START Material
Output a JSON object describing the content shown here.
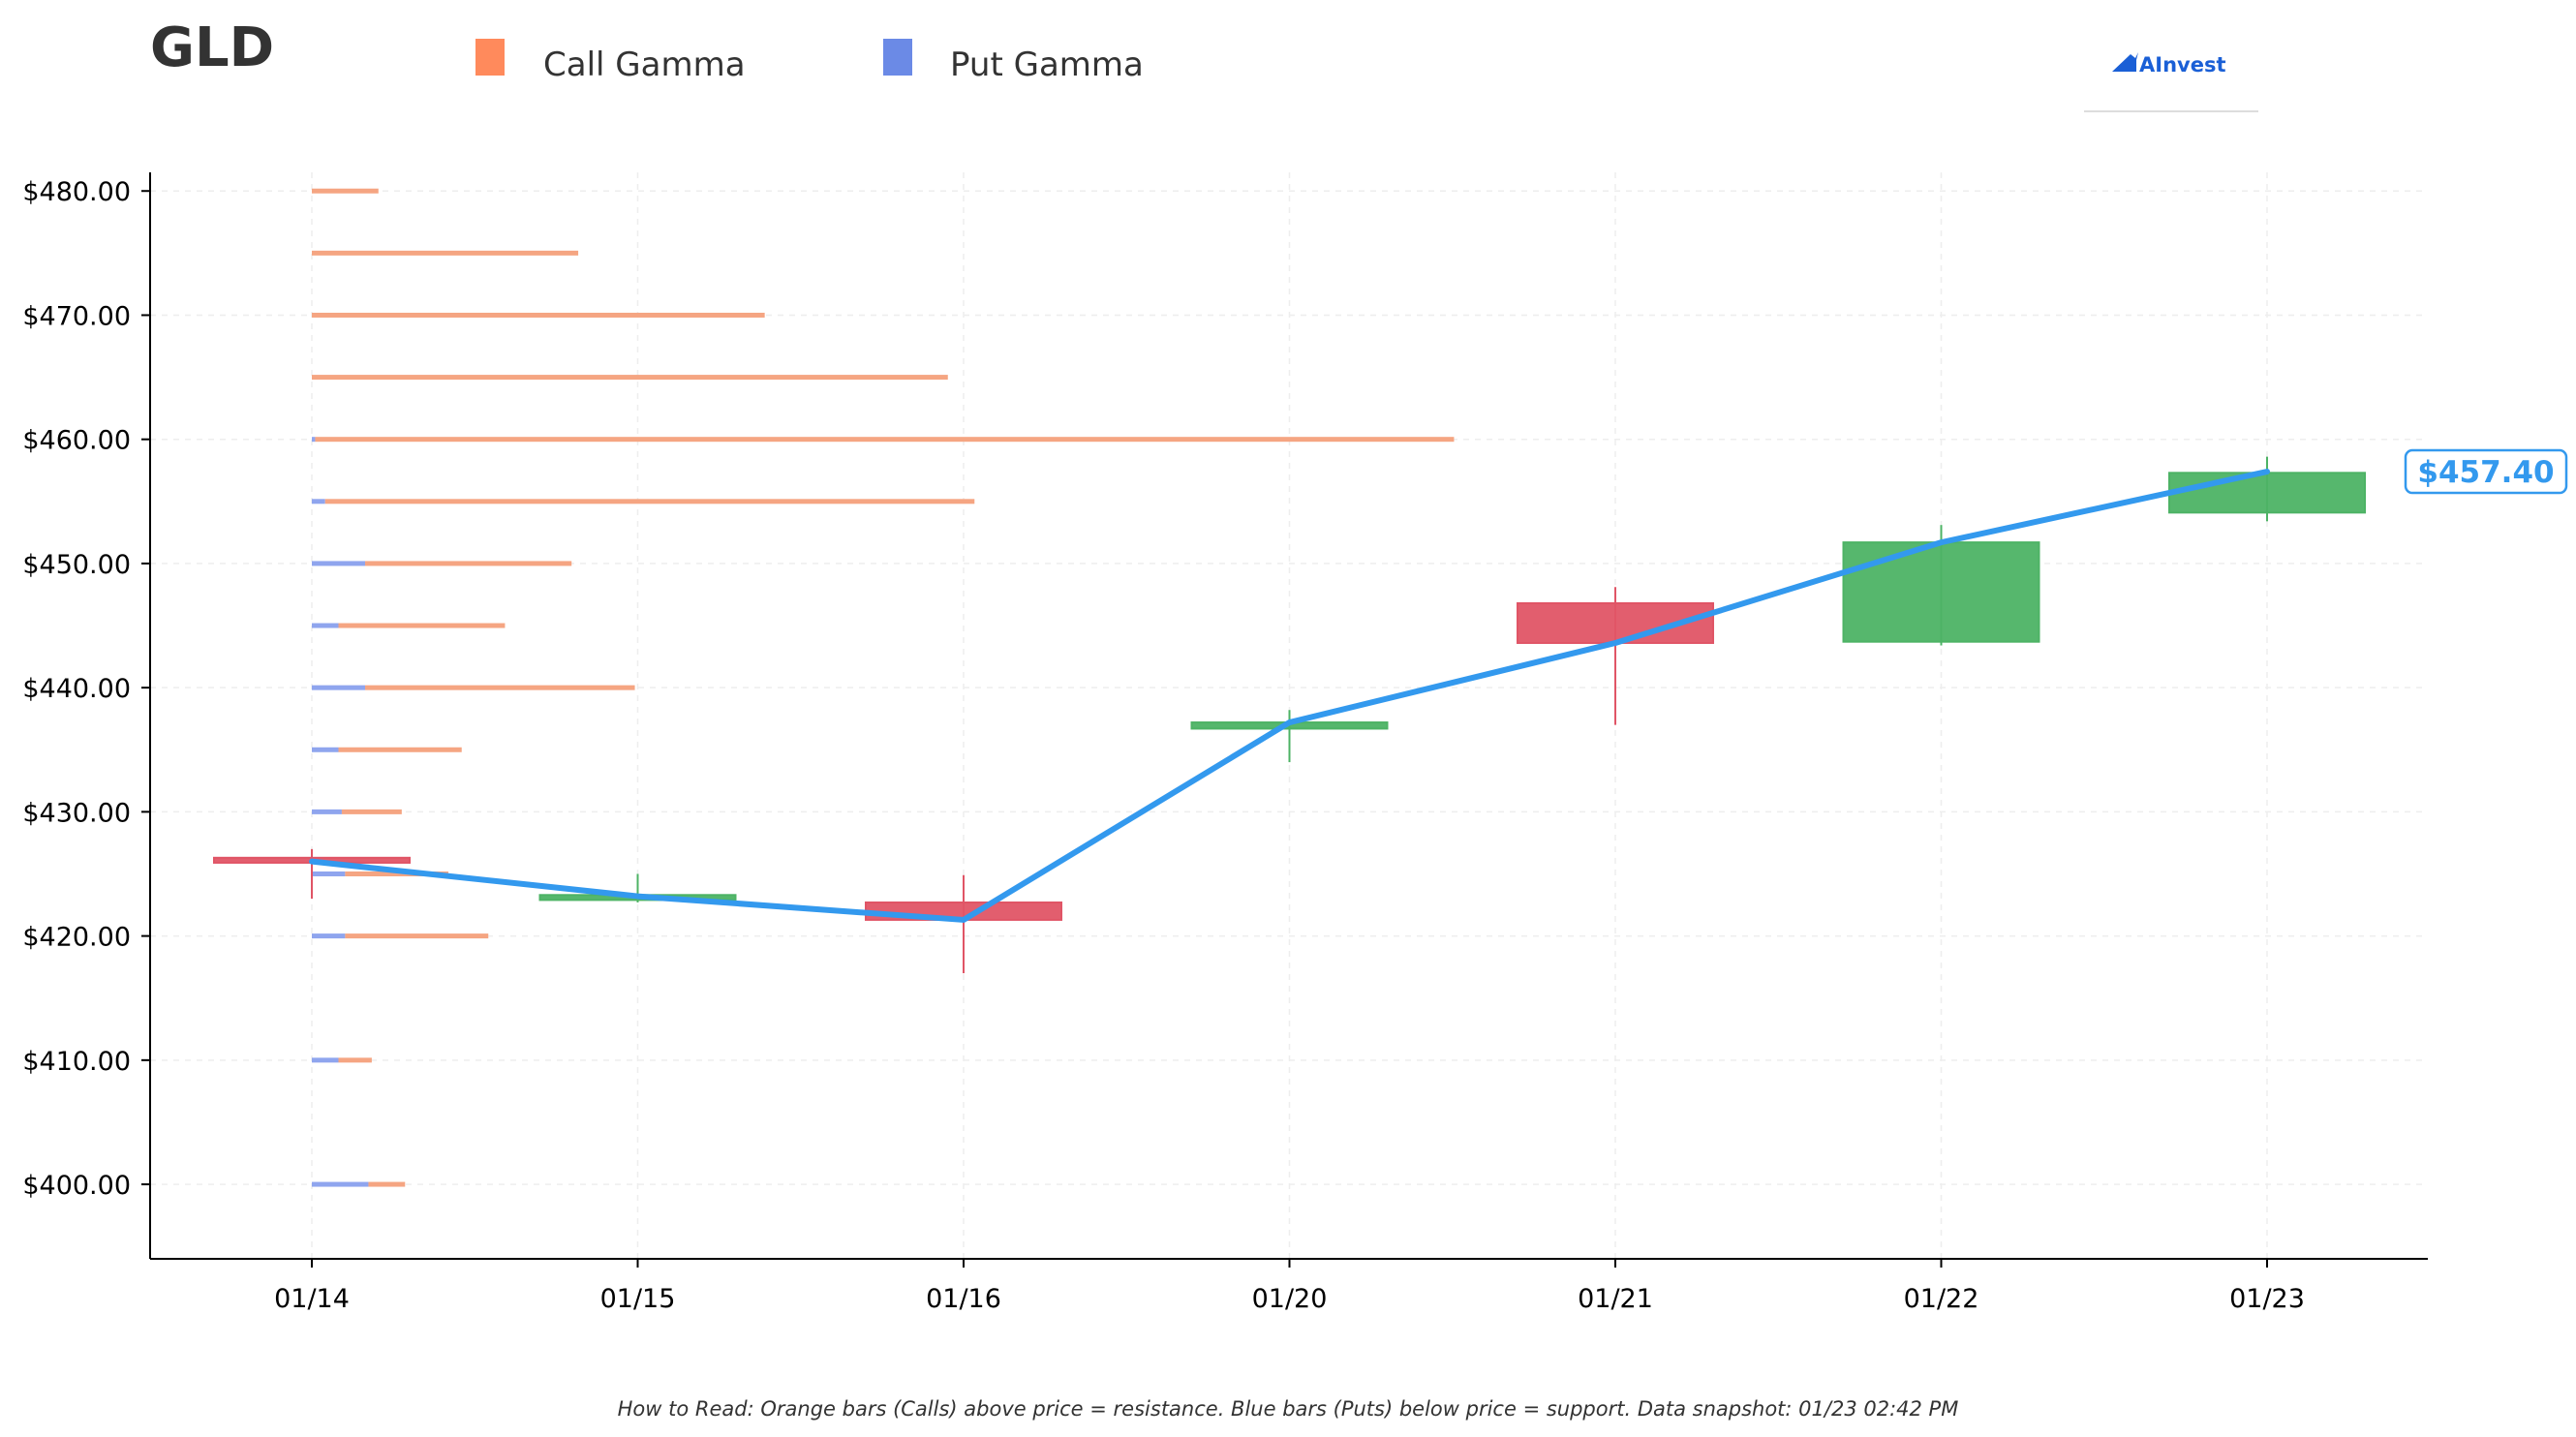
{
  "header": {
    "ticker": "GLD",
    "logo_text": "AInvest"
  },
  "legend": {
    "items": [
      {
        "label": "Call Gamma",
        "color": "#ff8a5c"
      },
      {
        "label": "Put Gamma",
        "color": "#6b8ae6"
      }
    ]
  },
  "footnote": "How to Read: Orange bars (Calls) above price = resistance. Blue bars (Puts) below price = support. Data snapshot: 01/23 02:42 PM",
  "colors": {
    "call": "#f5a582",
    "put": "#8fa5ee",
    "up": "#4db365",
    "down": "#e05566",
    "price_line": "#3399ee",
    "grid": "#eeeeee",
    "axis": "#000000"
  },
  "chart_data": {
    "type": "candlestick",
    "x_categories": [
      "01/14",
      "01/15",
      "01/16",
      "01/20",
      "01/21",
      "01/22",
      "01/23"
    ],
    "y_ticks": [
      "$400.00",
      "$410.00",
      "$420.00",
      "$430.00",
      "$440.00",
      "$450.00",
      "$460.00",
      "$470.00",
      "$480.00"
    ],
    "y_tick_values": [
      400,
      410,
      420,
      430,
      440,
      450,
      460,
      470,
      480
    ],
    "ylim": [
      394,
      481.5
    ],
    "grid": true,
    "candles": [
      {
        "date": "01/14",
        "open": 426.3,
        "close": 425.9,
        "high": 427.0,
        "low": 423.0
      },
      {
        "date": "01/15",
        "open": 422.9,
        "close": 423.3,
        "high": 425.0,
        "low": 422.7
      },
      {
        "date": "01/16",
        "open": 422.7,
        "close": 421.3,
        "high": 424.9,
        "low": 417.0
      },
      {
        "date": "01/20",
        "open": 436.7,
        "close": 437.2,
        "high": 438.2,
        "low": 434.0
      },
      {
        "date": "01/21",
        "open": 446.8,
        "close": 443.6,
        "high": 448.1,
        "low": 437.0
      },
      {
        "date": "01/22",
        "open": 443.7,
        "close": 451.7,
        "high": 453.1,
        "low": 443.4
      },
      {
        "date": "01/23",
        "open": 454.1,
        "close": 457.3,
        "high": 458.6,
        "low": 453.4
      }
    ],
    "price_line": {
      "points": [
        {
          "date": "01/14",
          "price": 426.0
        },
        {
          "date": "01/15",
          "price": 423.2
        },
        {
          "date": "01/16",
          "price": 421.3
        },
        {
          "date": "01/20",
          "price": 437.2
        },
        {
          "date": "01/21",
          "price": 443.6
        },
        {
          "date": "01/22",
          "price": 451.7
        },
        {
          "date": "01/23",
          "price": 457.4
        }
      ],
      "last_label": "$457.40"
    },
    "gamma_bars": [
      {
        "strike": 400,
        "put": 0.17,
        "call": 0.11
      },
      {
        "strike": 410,
        "put": 0.08,
        "call": 0.1
      },
      {
        "strike": 420,
        "put": 0.1,
        "call": 0.43
      },
      {
        "strike": 425,
        "put": 0.1,
        "call": 0.31
      },
      {
        "strike": 430,
        "put": 0.09,
        "call": 0.18
      },
      {
        "strike": 435,
        "put": 0.08,
        "call": 0.37
      },
      {
        "strike": 440,
        "put": 0.16,
        "call": 0.81
      },
      {
        "strike": 445,
        "put": 0.08,
        "call": 0.5
      },
      {
        "strike": 450,
        "put": 0.16,
        "call": 0.62
      },
      {
        "strike": 455,
        "put": 0.04,
        "call": 1.95
      },
      {
        "strike": 460,
        "put": 0.01,
        "call": 3.42
      },
      {
        "strike": 465,
        "put": 0.0,
        "call": 1.91
      },
      {
        "strike": 470,
        "put": 0.0,
        "call": 1.36
      },
      {
        "strike": 475,
        "put": 0.0,
        "call": 0.8
      },
      {
        "strike": 480,
        "put": 0.0,
        "call": 0.2
      }
    ],
    "gamma_scale_max": 3.42
  }
}
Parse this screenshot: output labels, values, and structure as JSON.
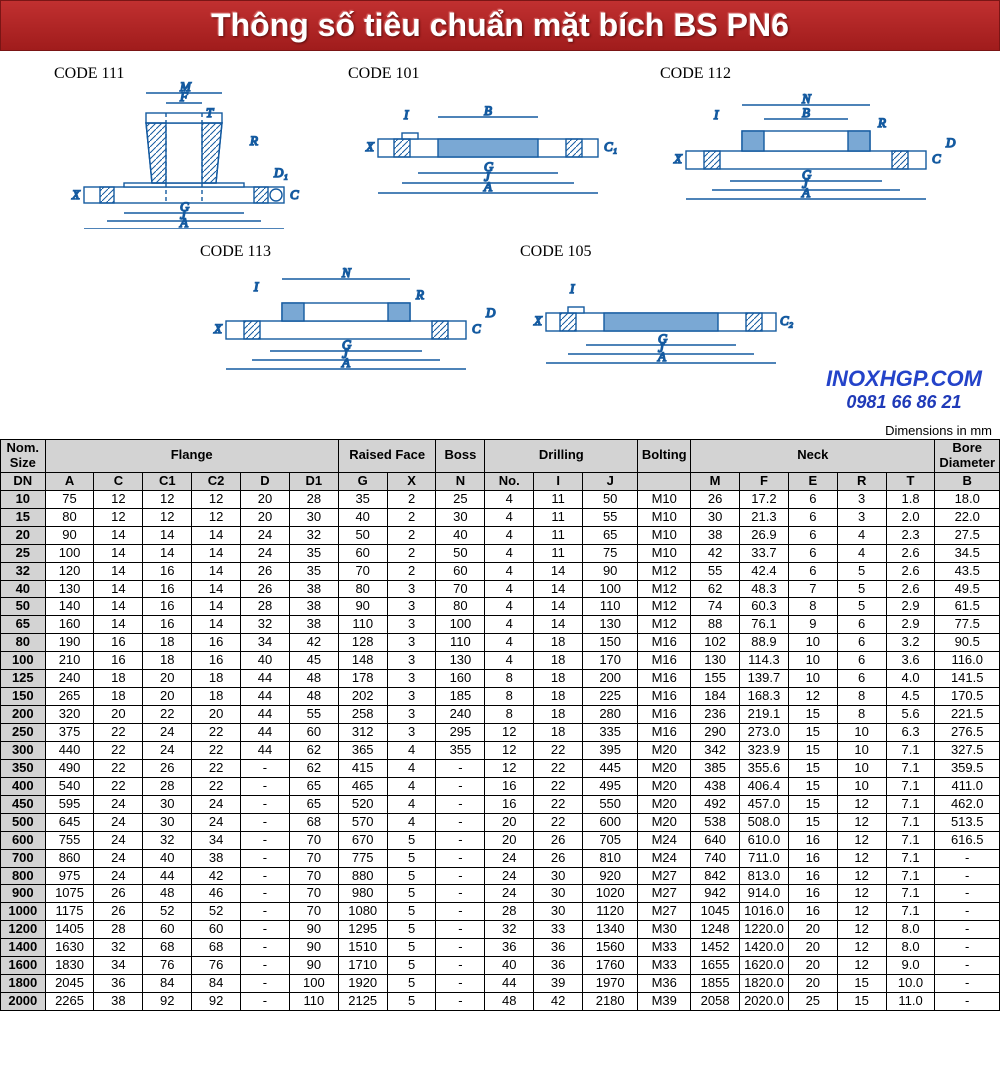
{
  "banner": {
    "title": "Thông số tiêu chuẩn mặt bích BS PN6"
  },
  "diagrams": {
    "c111": "CODE 111",
    "c101": "CODE 101",
    "c112": "CODE 112",
    "c113": "CODE 113",
    "c105": "CODE 105"
  },
  "logo": {
    "name": "INOXHGP.COM",
    "phone": "0981 66 86 21"
  },
  "dims_note": "Dimensions in mm",
  "table": {
    "group_headers": [
      {
        "label": "Nom. Size",
        "span": 1
      },
      {
        "label": "Flange",
        "span": 6
      },
      {
        "label": "Raised Face",
        "span": 2
      },
      {
        "label": "Boss",
        "span": 1
      },
      {
        "label": "Drilling",
        "span": 3
      },
      {
        "label": "Bolting",
        "span": 1
      },
      {
        "label": "Neck",
        "span": 5
      },
      {
        "label": "Bore Diameter",
        "span": 1
      }
    ],
    "col_headers": [
      "DN",
      "A",
      "C",
      "C1",
      "C2",
      "D",
      "D1",
      "G",
      "X",
      "N",
      "No.",
      "I",
      "J",
      "",
      "M",
      "F",
      "E",
      "R",
      "T",
      "B"
    ],
    "rows": [
      [
        "10",
        "75",
        "12",
        "12",
        "12",
        "20",
        "28",
        "35",
        "2",
        "25",
        "4",
        "11",
        "50",
        "M10",
        "26",
        "17.2",
        "6",
        "3",
        "1.8",
        "18.0"
      ],
      [
        "15",
        "80",
        "12",
        "12",
        "12",
        "20",
        "30",
        "40",
        "2",
        "30",
        "4",
        "11",
        "55",
        "M10",
        "30",
        "21.3",
        "6",
        "3",
        "2.0",
        "22.0"
      ],
      [
        "20",
        "90",
        "14",
        "14",
        "14",
        "24",
        "32",
        "50",
        "2",
        "40",
        "4",
        "11",
        "65",
        "M10",
        "38",
        "26.9",
        "6",
        "4",
        "2.3",
        "27.5"
      ],
      [
        "25",
        "100",
        "14",
        "14",
        "14",
        "24",
        "35",
        "60",
        "2",
        "50",
        "4",
        "11",
        "75",
        "M10",
        "42",
        "33.7",
        "6",
        "4",
        "2.6",
        "34.5"
      ],
      [
        "32",
        "120",
        "14",
        "16",
        "14",
        "26",
        "35",
        "70",
        "2",
        "60",
        "4",
        "14",
        "90",
        "M12",
        "55",
        "42.4",
        "6",
        "5",
        "2.6",
        "43.5"
      ],
      [
        "40",
        "130",
        "14",
        "16",
        "14",
        "26",
        "38",
        "80",
        "3",
        "70",
        "4",
        "14",
        "100",
        "M12",
        "62",
        "48.3",
        "7",
        "5",
        "2.6",
        "49.5"
      ],
      [
        "50",
        "140",
        "14",
        "16",
        "14",
        "28",
        "38",
        "90",
        "3",
        "80",
        "4",
        "14",
        "110",
        "M12",
        "74",
        "60.3",
        "8",
        "5",
        "2.9",
        "61.5"
      ],
      [
        "65",
        "160",
        "14",
        "16",
        "14",
        "32",
        "38",
        "110",
        "3",
        "100",
        "4",
        "14",
        "130",
        "M12",
        "88",
        "76.1",
        "9",
        "6",
        "2.9",
        "77.5"
      ],
      [
        "80",
        "190",
        "16",
        "18",
        "16",
        "34",
        "42",
        "128",
        "3",
        "110",
        "4",
        "18",
        "150",
        "M16",
        "102",
        "88.9",
        "10",
        "6",
        "3.2",
        "90.5"
      ],
      [
        "100",
        "210",
        "16",
        "18",
        "16",
        "40",
        "45",
        "148",
        "3",
        "130",
        "4",
        "18",
        "170",
        "M16",
        "130",
        "114.3",
        "10",
        "6",
        "3.6",
        "116.0"
      ],
      [
        "125",
        "240",
        "18",
        "20",
        "18",
        "44",
        "48",
        "178",
        "3",
        "160",
        "8",
        "18",
        "200",
        "M16",
        "155",
        "139.7",
        "10",
        "6",
        "4.0",
        "141.5"
      ],
      [
        "150",
        "265",
        "18",
        "20",
        "18",
        "44",
        "48",
        "202",
        "3",
        "185",
        "8",
        "18",
        "225",
        "M16",
        "184",
        "168.3",
        "12",
        "8",
        "4.5",
        "170.5"
      ],
      [
        "200",
        "320",
        "20",
        "22",
        "20",
        "44",
        "55",
        "258",
        "3",
        "240",
        "8",
        "18",
        "280",
        "M16",
        "236",
        "219.1",
        "15",
        "8",
        "5.6",
        "221.5"
      ],
      [
        "250",
        "375",
        "22",
        "24",
        "22",
        "44",
        "60",
        "312",
        "3",
        "295",
        "12",
        "18",
        "335",
        "M16",
        "290",
        "273.0",
        "15",
        "10",
        "6.3",
        "276.5"
      ],
      [
        "300",
        "440",
        "22",
        "24",
        "22",
        "44",
        "62",
        "365",
        "4",
        "355",
        "12",
        "22",
        "395",
        "M20",
        "342",
        "323.9",
        "15",
        "10",
        "7.1",
        "327.5"
      ],
      [
        "350",
        "490",
        "22",
        "26",
        "22",
        "-",
        "62",
        "415",
        "4",
        "-",
        "12",
        "22",
        "445",
        "M20",
        "385",
        "355.6",
        "15",
        "10",
        "7.1",
        "359.5"
      ],
      [
        "400",
        "540",
        "22",
        "28",
        "22",
        "-",
        "65",
        "465",
        "4",
        "-",
        "16",
        "22",
        "495",
        "M20",
        "438",
        "406.4",
        "15",
        "10",
        "7.1",
        "411.0"
      ],
      [
        "450",
        "595",
        "24",
        "30",
        "24",
        "-",
        "65",
        "520",
        "4",
        "-",
        "16",
        "22",
        "550",
        "M20",
        "492",
        "457.0",
        "15",
        "12",
        "7.1",
        "462.0"
      ],
      [
        "500",
        "645",
        "24",
        "30",
        "24",
        "-",
        "68",
        "570",
        "4",
        "-",
        "20",
        "22",
        "600",
        "M20",
        "538",
        "508.0",
        "15",
        "12",
        "7.1",
        "513.5"
      ],
      [
        "600",
        "755",
        "24",
        "32",
        "34",
        "-",
        "70",
        "670",
        "5",
        "-",
        "20",
        "26",
        "705",
        "M24",
        "640",
        "610.0",
        "16",
        "12",
        "7.1",
        "616.5"
      ],
      [
        "700",
        "860",
        "24",
        "40",
        "38",
        "-",
        "70",
        "775",
        "5",
        "-",
        "24",
        "26",
        "810",
        "M24",
        "740",
        "711.0",
        "16",
        "12",
        "7.1",
        "-"
      ],
      [
        "800",
        "975",
        "24",
        "44",
        "42",
        "-",
        "70",
        "880",
        "5",
        "-",
        "24",
        "30",
        "920",
        "M27",
        "842",
        "813.0",
        "16",
        "12",
        "7.1",
        "-"
      ],
      [
        "900",
        "1075",
        "26",
        "48",
        "46",
        "-",
        "70",
        "980",
        "5",
        "-",
        "24",
        "30",
        "1020",
        "M27",
        "942",
        "914.0",
        "16",
        "12",
        "7.1",
        "-"
      ],
      [
        "1000",
        "1175",
        "26",
        "52",
        "52",
        "-",
        "70",
        "1080",
        "5",
        "-",
        "28",
        "30",
        "1120",
        "M27",
        "1045",
        "1016.0",
        "16",
        "12",
        "7.1",
        "-"
      ],
      [
        "1200",
        "1405",
        "28",
        "60",
        "60",
        "-",
        "90",
        "1295",
        "5",
        "-",
        "32",
        "33",
        "1340",
        "M30",
        "1248",
        "1220.0",
        "20",
        "12",
        "8.0",
        "-"
      ],
      [
        "1400",
        "1630",
        "32",
        "68",
        "68",
        "-",
        "90",
        "1510",
        "5",
        "-",
        "36",
        "36",
        "1560",
        "M33",
        "1452",
        "1420.0",
        "20",
        "12",
        "8.0",
        "-"
      ],
      [
        "1600",
        "1830",
        "34",
        "76",
        "76",
        "-",
        "90",
        "1710",
        "5",
        "-",
        "40",
        "36",
        "1760",
        "M33",
        "1655",
        "1620.0",
        "20",
        "12",
        "9.0",
        "-"
      ],
      [
        "1800",
        "2045",
        "36",
        "84",
        "84",
        "-",
        "100",
        "1920",
        "5",
        "-",
        "44",
        "39",
        "1970",
        "M36",
        "1855",
        "1820.0",
        "20",
        "15",
        "10.0",
        "-"
      ],
      [
        "2000",
        "2265",
        "38",
        "92",
        "92",
        "-",
        "110",
        "2125",
        "5",
        "-",
        "48",
        "42",
        "2180",
        "M39",
        "2058",
        "2020.0",
        "25",
        "15",
        "11.0",
        "-"
      ]
    ]
  },
  "style": {
    "banner_bg_top": "#c13030",
    "banner_bg_bottom": "#a01c1c",
    "banner_text": "#ffffff",
    "header_bg": "#d3d3d3",
    "border": "#000000",
    "logo_color": "#2443c9",
    "diagram_stroke": "#145aa0",
    "diagram_fill": "#7aa8d4",
    "hatch": "#145aa0",
    "font_table_size": 13,
    "font_banner_size": 32
  }
}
END Material
(Work instructions):
Search the data for the string "JSON". List each line that has it.

(Solution for this problem):
Output a JSON object describing the content shown here.
Parse this screenshot: output labels, values, and structure as JSON.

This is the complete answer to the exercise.